=== WRITTEN REQUEST A ===
Rewrite the rows from the first line through the line containing "login-button[interactable]: ログイン <box>1828", inclusive, replacing "chevron-down-icon" with "chevron-up-icon" and leaving everything else unchanged.

=== PASSAGE PROVIDED ===
--*--
Perhaps the most wonderful use of ``tqdm`` is in a script or on the command
line. Simply inserting ``tqdm`` (or ``python -m tqdm``) between pipes will pass
through all ``stdin`` to ``stdout`` while printing progress to ``stderr``.

The example below demonstrated counting the number of lines in all Python files
in the current directory, with timing information included.

.. code:: sh

    $ time find . -name '*.py' -exec cat \{} \; | wc -l
    857365

    real    0m3.458s
    user    0m0.274s
    sys     0m3.325s

    $ time find . -name '*.py' -exec cat \{} \; | tqdm | wc -l
    857366it [00:03, 246471.31it/s]
    857365

    real    0m3.585s
    user    0m0.862s
    sys     0m3.358s

Note that the usual arguments for ``tqdm`` can also be specified.

.. code:: sh

    $ find . -name '*.py' -exec cat \{} \; |
        tqdm --unit loc --unit_scale --total 857366 >> /dev/null
    100%|███████████████████████████████████| 857K/857K [00:04<00:00, 246Kloc/s]

Backing up a large directory?
--*--
=== PROVIDED INFORMATION ===
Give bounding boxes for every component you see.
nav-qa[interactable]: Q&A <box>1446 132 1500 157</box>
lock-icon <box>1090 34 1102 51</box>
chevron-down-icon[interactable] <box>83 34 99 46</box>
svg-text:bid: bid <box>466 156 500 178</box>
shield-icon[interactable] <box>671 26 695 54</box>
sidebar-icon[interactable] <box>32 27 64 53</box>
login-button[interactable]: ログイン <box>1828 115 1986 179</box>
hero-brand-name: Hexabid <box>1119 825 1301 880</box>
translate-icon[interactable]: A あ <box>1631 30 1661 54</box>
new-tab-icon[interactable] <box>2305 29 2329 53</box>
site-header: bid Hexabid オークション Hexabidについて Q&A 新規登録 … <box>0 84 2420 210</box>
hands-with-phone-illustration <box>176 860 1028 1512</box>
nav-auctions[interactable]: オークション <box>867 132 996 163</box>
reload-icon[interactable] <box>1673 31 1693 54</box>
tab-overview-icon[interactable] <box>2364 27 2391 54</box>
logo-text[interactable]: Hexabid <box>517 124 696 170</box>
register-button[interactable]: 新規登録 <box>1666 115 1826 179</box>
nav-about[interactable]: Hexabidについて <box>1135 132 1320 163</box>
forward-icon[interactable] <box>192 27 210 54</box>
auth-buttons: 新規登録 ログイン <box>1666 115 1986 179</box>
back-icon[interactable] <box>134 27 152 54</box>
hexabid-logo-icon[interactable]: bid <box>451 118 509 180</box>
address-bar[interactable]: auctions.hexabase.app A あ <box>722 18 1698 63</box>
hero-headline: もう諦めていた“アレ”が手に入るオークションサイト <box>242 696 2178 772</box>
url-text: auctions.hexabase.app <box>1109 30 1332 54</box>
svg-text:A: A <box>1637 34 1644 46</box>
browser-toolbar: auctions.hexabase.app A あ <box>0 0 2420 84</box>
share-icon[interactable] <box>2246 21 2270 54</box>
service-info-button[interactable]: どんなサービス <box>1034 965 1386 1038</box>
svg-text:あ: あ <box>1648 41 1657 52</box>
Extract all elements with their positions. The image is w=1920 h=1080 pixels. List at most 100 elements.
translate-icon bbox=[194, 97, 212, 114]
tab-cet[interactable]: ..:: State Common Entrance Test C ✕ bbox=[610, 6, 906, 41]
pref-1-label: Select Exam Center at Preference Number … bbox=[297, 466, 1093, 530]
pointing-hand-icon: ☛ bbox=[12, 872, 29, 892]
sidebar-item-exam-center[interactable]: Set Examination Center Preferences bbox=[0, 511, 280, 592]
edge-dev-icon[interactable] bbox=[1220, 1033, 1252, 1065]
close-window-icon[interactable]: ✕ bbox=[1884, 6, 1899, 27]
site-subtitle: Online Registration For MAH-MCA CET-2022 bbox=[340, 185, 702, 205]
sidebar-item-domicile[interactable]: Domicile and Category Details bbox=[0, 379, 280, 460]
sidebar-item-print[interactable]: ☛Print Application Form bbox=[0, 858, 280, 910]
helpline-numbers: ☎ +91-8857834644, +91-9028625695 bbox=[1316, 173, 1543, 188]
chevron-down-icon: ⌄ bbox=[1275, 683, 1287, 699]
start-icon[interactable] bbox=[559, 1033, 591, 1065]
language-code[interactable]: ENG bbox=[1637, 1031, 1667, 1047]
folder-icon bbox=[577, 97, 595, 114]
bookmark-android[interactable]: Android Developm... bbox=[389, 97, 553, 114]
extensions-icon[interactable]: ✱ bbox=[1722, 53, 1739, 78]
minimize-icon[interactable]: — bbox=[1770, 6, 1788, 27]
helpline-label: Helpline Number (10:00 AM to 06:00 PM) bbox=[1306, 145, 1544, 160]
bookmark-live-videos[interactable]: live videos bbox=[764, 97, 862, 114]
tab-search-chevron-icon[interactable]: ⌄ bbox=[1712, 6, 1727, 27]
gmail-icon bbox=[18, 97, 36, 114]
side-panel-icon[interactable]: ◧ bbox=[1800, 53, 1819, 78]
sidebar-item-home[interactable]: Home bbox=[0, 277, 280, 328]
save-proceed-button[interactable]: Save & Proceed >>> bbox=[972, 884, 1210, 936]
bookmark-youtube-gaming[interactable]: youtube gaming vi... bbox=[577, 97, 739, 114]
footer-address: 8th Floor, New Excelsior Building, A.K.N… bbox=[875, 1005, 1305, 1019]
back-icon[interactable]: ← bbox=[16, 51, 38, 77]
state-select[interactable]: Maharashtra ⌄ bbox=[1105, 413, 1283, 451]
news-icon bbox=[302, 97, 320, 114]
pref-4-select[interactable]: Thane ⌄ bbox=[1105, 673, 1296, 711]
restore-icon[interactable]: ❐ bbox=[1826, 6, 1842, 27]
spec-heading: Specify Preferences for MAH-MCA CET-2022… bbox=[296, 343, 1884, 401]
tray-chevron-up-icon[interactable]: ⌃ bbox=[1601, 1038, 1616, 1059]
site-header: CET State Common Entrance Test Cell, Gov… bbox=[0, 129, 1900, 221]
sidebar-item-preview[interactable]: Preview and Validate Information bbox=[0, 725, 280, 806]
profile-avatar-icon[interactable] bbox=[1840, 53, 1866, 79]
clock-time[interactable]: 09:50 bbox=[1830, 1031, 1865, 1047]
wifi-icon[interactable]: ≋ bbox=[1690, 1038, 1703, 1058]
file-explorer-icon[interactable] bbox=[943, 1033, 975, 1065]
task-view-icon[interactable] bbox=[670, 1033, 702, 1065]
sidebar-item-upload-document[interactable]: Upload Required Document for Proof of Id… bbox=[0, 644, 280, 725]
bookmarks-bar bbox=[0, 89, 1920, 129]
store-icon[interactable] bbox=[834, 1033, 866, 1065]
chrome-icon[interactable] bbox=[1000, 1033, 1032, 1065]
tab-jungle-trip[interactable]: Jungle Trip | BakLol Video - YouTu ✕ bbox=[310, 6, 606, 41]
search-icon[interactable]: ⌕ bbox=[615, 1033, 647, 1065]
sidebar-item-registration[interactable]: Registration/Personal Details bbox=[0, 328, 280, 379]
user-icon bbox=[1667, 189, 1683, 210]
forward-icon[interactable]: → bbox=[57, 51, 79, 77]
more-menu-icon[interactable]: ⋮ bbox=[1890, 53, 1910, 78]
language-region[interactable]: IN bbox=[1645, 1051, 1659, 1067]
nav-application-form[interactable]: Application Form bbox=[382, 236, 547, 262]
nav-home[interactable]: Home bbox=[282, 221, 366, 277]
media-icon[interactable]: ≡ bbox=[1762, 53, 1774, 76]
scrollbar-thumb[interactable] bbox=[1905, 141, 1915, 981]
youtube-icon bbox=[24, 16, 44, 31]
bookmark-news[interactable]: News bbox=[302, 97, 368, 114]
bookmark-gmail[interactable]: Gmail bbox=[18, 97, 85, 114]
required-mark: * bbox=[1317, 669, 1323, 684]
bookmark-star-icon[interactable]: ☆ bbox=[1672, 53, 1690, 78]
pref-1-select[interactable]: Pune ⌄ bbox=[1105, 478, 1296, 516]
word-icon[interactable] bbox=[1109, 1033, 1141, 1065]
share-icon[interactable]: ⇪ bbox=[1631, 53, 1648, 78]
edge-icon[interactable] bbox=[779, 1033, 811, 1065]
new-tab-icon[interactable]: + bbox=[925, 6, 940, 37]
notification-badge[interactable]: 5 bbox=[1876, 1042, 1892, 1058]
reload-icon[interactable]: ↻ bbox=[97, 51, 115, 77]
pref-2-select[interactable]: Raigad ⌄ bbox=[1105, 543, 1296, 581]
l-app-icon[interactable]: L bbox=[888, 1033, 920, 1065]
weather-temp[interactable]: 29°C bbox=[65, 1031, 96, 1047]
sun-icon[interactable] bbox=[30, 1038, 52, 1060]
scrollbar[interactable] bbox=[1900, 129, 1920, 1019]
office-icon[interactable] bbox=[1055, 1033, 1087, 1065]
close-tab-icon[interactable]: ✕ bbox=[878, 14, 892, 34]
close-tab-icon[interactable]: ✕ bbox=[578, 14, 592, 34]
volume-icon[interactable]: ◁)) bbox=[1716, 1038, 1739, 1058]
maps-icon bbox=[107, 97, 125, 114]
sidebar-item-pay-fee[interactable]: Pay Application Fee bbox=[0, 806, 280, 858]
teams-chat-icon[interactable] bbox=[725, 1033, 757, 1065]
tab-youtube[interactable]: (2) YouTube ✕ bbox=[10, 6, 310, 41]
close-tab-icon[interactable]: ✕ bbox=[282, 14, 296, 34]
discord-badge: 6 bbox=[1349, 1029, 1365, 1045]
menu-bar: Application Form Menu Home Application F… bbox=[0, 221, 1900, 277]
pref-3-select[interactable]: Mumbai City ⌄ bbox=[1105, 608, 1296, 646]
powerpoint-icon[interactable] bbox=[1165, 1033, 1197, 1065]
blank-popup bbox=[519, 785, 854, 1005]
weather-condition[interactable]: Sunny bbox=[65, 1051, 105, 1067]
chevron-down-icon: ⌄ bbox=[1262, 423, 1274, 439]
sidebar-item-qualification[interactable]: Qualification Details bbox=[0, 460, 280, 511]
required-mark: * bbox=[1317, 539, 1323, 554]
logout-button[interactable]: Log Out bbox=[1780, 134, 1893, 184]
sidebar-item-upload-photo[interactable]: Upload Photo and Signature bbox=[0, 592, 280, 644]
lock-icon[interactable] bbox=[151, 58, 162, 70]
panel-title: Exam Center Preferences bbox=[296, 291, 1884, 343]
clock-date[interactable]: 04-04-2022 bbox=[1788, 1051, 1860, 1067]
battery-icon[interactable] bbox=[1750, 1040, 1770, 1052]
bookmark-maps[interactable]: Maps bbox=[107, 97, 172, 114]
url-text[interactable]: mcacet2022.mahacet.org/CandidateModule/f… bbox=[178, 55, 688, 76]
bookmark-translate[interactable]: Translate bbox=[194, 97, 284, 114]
--*--
=== WRITTEN REQUEST B ===
Repeat the whole text about using tqdm on the command line, word for word.

=== EXERCISE ANSWER A ===
Give bounding boxes for every component you see.
nav-qa[interactable]: Q&A <box>1446 132 1500 157</box>
lock-icon <box>1090 34 1102 51</box>
chevron-up-icon[interactable] <box>83 34 99 46</box>
svg-text:bid: bid <box>466 156 500 178</box>
shield-icon[interactable] <box>671 26 695 54</box>
sidebar-icon[interactable] <box>32 27 64 53</box>
login-button[interactable]: ログイン <box>1828 115 1986 179</box>

=== EXERCISE ANSWER B ===
Perhaps the most wonderful use of ``tqdm`` is in a script or on the command
line. Simply inserting ``tqdm`` (or ``python -m tqdm``) between pipes will pass
through all ``stdin`` to ``stdout`` while printing progress to ``stderr``.

The example below demonstrated counting the number of lines in all Python files
in the current directory, with timing information included.

.. code:: sh

    $ time find . -name '*.py' -exec cat \{} \; | wc -l
    857365

    real    0m3.458s
    user    0m0.274s
    sys     0m3.325s

    $ time find . -name '*.py' -exec cat \{} \; | tqdm | wc -l
    857366it [00:03, 246471.31it/s]
    857365

    real    0m3.585s
    user    0m0.862s
    sys     0m3.358s

Note that the usual arguments for ``tqdm`` can also be specified.

.. code:: sh

    $ find . -name '*.py' -exec cat \{} \; |
        tqdm --unit loc --unit_scale --total 857366 >> /dev/null
    100%|███████████████████████████████████| 857K/857K [00:04<00:00, 246Kloc/s]

Backing up a large directory?